* WHAT YOU WILL DO *
Scan each line of the records for the word "JSON" and extract the ones that have it.

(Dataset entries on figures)
-.-.-

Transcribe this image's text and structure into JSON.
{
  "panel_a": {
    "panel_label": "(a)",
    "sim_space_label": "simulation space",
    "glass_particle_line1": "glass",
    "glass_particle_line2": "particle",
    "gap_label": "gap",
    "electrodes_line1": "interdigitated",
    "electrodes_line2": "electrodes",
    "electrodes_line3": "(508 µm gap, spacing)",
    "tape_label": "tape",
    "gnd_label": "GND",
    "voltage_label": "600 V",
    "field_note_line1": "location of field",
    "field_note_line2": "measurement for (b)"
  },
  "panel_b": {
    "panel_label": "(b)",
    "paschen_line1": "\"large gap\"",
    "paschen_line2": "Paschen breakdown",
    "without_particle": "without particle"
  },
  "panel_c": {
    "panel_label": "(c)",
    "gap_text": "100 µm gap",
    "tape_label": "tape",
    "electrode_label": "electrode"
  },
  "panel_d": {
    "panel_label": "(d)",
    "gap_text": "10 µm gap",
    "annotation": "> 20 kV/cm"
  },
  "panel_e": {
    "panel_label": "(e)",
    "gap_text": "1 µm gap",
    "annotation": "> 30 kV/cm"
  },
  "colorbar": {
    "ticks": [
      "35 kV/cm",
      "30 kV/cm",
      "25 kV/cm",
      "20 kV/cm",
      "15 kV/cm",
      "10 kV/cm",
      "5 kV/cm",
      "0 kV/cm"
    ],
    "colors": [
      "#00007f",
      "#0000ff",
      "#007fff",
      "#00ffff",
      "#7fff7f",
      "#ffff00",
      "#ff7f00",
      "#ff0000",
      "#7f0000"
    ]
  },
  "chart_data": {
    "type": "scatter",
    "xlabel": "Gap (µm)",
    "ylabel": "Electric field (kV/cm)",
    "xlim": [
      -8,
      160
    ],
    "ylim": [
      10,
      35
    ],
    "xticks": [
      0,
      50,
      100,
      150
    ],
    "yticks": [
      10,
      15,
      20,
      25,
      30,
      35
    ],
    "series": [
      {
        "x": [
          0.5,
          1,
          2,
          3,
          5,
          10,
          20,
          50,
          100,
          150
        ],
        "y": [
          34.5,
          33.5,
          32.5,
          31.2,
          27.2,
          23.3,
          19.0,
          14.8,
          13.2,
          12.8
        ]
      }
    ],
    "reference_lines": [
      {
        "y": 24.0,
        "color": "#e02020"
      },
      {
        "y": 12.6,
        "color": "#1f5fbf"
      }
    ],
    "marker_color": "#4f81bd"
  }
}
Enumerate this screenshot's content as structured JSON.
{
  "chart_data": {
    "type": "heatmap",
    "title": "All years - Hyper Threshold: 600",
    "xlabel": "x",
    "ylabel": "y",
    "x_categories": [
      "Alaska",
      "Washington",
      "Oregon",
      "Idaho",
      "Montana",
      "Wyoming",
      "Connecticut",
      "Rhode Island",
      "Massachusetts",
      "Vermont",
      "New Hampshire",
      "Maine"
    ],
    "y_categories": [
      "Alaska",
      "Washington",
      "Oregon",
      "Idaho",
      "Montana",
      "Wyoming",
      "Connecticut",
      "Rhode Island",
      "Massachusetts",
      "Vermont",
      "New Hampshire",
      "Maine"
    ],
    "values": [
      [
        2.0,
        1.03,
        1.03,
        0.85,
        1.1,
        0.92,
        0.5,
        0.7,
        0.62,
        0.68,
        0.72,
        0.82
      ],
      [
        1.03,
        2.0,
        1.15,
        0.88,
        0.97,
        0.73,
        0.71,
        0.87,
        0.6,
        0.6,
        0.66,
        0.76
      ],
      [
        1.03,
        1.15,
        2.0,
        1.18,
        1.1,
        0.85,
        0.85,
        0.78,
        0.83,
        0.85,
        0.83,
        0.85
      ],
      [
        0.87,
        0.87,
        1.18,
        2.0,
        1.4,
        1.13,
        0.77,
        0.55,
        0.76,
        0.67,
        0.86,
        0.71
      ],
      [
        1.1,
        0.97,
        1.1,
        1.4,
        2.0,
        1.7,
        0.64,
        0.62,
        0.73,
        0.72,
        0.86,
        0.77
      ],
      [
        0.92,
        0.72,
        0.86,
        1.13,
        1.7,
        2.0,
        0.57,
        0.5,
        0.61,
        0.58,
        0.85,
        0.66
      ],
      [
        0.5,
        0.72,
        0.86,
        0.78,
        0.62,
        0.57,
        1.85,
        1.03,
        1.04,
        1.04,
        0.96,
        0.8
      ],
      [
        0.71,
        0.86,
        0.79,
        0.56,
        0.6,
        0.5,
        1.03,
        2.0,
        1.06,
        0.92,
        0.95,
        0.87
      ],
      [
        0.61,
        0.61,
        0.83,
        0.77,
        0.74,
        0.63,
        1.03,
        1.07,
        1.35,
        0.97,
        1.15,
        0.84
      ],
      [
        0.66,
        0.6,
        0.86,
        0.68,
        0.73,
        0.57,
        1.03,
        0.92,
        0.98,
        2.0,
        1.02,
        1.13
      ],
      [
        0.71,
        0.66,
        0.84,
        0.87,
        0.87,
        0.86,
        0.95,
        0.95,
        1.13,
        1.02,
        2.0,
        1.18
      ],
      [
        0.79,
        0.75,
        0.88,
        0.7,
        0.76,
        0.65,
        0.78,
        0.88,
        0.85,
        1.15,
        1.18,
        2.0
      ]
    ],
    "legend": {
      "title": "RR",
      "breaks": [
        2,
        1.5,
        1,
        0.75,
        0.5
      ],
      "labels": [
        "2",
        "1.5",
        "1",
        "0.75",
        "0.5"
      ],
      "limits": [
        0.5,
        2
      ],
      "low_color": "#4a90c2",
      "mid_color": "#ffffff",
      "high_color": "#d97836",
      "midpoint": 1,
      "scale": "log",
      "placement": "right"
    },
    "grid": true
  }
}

-.-.-

* ANSWER TO THIS PROBLEM *
Transcribe this image's text and structure into JSON.
Enumerate this screenshot's content as structured JSON.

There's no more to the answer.